▶ [EXERCISE DETAILS] Swap every "series-point" for "data-point" in the items below, keeping all other text the same.

— START OF RAW RECORDS —

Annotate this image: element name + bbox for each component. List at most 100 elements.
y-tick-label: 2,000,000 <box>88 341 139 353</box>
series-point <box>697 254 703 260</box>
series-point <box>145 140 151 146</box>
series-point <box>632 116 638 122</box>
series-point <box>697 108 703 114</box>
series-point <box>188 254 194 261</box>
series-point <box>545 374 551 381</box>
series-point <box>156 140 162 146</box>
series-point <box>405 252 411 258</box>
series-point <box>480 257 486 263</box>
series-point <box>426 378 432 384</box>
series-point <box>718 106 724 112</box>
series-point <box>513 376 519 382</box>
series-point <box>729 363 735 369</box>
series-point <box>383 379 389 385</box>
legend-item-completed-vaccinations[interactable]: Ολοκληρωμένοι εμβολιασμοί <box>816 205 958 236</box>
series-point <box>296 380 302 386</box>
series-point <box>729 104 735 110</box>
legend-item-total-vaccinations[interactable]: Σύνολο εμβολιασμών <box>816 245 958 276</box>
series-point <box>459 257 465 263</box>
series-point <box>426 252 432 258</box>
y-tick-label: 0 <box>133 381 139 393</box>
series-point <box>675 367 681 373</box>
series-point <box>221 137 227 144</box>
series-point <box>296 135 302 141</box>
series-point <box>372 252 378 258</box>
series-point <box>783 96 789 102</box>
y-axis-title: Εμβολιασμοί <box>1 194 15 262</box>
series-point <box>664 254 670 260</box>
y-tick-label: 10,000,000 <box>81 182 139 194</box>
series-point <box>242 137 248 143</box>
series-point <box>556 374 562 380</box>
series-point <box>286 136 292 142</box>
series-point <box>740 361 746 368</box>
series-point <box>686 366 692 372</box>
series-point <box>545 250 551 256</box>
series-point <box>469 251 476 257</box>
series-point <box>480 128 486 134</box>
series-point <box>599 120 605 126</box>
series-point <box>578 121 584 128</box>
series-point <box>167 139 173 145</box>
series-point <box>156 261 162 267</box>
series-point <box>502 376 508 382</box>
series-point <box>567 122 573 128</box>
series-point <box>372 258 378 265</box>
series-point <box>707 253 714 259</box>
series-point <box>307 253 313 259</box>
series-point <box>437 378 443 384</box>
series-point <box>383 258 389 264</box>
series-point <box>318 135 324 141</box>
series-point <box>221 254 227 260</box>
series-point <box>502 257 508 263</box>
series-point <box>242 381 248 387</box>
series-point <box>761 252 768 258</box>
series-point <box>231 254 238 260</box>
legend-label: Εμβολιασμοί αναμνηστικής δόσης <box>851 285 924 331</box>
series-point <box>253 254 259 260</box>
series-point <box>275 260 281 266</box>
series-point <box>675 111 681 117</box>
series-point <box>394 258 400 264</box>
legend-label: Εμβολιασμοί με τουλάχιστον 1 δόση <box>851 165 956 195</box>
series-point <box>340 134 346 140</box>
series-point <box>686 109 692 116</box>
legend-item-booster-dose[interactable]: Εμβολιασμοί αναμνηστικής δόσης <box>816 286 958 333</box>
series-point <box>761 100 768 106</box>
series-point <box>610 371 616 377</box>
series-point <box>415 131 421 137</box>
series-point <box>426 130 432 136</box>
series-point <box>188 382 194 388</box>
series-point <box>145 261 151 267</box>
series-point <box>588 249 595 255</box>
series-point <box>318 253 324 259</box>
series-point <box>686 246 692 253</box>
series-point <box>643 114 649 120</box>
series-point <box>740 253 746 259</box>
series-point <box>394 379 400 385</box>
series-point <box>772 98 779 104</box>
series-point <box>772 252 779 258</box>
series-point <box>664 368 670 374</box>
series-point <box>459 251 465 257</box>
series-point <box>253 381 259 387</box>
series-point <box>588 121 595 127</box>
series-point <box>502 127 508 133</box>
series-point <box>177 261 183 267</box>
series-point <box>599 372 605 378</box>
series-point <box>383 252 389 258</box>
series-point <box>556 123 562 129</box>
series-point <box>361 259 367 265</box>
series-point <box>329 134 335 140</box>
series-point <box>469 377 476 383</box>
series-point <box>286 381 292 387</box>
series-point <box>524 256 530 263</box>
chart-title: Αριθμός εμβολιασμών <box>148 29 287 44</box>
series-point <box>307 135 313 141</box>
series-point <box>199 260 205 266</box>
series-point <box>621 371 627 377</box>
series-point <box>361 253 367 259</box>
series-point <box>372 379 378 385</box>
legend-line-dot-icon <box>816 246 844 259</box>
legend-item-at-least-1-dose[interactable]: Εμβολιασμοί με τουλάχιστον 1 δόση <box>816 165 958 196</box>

— END OF RAW RECORDS —

▶ [FULL ANSWER]
Annotate this image: element name + bbox for each component. List at most 100 elements.
y-tick-label: 2,000,000 <box>88 341 139 353</box>
data-point <box>697 254 703 260</box>
data-point <box>145 140 151 146</box>
data-point <box>632 116 638 122</box>
data-point <box>697 108 703 114</box>
data-point <box>188 254 194 261</box>
data-point <box>545 374 551 381</box>
data-point <box>156 140 162 146</box>
data-point <box>405 252 411 258</box>
data-point <box>480 257 486 263</box>
data-point <box>426 378 432 384</box>
data-point <box>718 106 724 112</box>
data-point <box>513 376 519 382</box>
data-point <box>729 363 735 369</box>
data-point <box>383 379 389 385</box>
legend-item-completed-vaccinations[interactable]: Ολοκληρωμένοι εμβολιασμοί <box>816 205 958 236</box>
data-point <box>296 380 302 386</box>
data-point <box>729 104 735 110</box>
legend-item-total-vaccinations[interactable]: Σύνολο εμβολιασμών <box>816 245 958 276</box>
data-point <box>459 257 465 263</box>
data-point <box>426 252 432 258</box>
y-tick-label: 0 <box>133 381 139 393</box>
data-point <box>675 367 681 373</box>
data-point <box>221 137 227 144</box>
data-point <box>296 135 302 141</box>
data-point <box>372 252 378 258</box>
data-point <box>783 96 789 102</box>
y-axis-title: Εμβολιασμοί <box>1 194 15 262</box>
data-point <box>664 254 670 260</box>
y-tick-label: 10,000,000 <box>81 182 139 194</box>
data-point <box>242 137 248 143</box>
data-point <box>556 374 562 380</box>
data-point <box>286 136 292 142</box>
data-point <box>740 361 746 368</box>
data-point <box>686 366 692 372</box>
data-point <box>545 250 551 256</box>
data-point <box>469 251 476 257</box>
data-point <box>480 128 486 134</box>
data-point <box>599 120 605 126</box>
data-point <box>578 121 584 128</box>
data-point <box>167 139 173 145</box>
data-point <box>156 261 162 267</box>
data-point <box>502 376 508 382</box>
data-point <box>567 122 573 128</box>
data-point <box>372 258 378 265</box>
data-point <box>707 253 714 259</box>
data-point <box>307 253 313 259</box>
data-point <box>437 378 443 384</box>
data-point <box>383 258 389 264</box>
data-point <box>318 135 324 141</box>
data-point <box>221 254 227 260</box>
data-point <box>502 257 508 263</box>
data-point <box>242 381 248 387</box>
data-point <box>761 252 768 258</box>
data-point <box>231 254 238 260</box>
legend-label: Εμβολιασμοί αναμνηστικής δόσης <box>851 285 924 331</box>
data-point <box>253 254 259 260</box>
data-point <box>275 260 281 266</box>
data-point <box>675 111 681 117</box>
data-point <box>394 258 400 264</box>
legend-label: Εμβολιασμοί με τουλάχιστον 1 δόση <box>851 165 956 195</box>
data-point <box>340 134 346 140</box>
data-point <box>686 109 692 116</box>
legend-item-booster-dose[interactable]: Εμβολιασμοί αναμνηστικής δόσης <box>816 286 958 333</box>
data-point <box>761 100 768 106</box>
data-point <box>610 371 616 377</box>
data-point <box>415 131 421 137</box>
data-point <box>426 130 432 136</box>
data-point <box>188 382 194 388</box>
data-point <box>145 261 151 267</box>
data-point <box>588 249 595 255</box>
data-point <box>318 253 324 259</box>
data-point <box>686 246 692 253</box>
data-point <box>643 114 649 120</box>
data-point <box>740 253 746 259</box>
data-point <box>394 379 400 385</box>
data-point <box>772 98 779 104</box>
data-point <box>772 252 779 258</box>
data-point <box>664 368 670 374</box>
data-point <box>459 251 465 257</box>
data-point <box>253 381 259 387</box>
data-point <box>588 121 595 127</box>
data-point <box>502 127 508 133</box>
data-point <box>177 261 183 267</box>
data-point <box>599 372 605 378</box>
data-point <box>383 252 389 258</box>
data-point <box>556 123 562 129</box>
data-point <box>361 259 367 265</box>
data-point <box>329 134 335 140</box>
data-point <box>469 377 476 383</box>
data-point <box>286 381 292 387</box>
data-point <box>524 256 530 263</box>
chart-title: Αριθμός εμβολιασμών <box>148 29 287 44</box>
data-point <box>307 135 313 141</box>
data-point <box>199 260 205 266</box>
data-point <box>621 371 627 377</box>
data-point <box>361 253 367 259</box>
data-point <box>372 379 378 385</box>
legend-line-dot-icon <box>816 246 844 259</box>
legend-item-at-least-1-dose[interactable]: Εμβολιασμοί με τουλάχιστον 1 δόση <box>816 165 958 196</box>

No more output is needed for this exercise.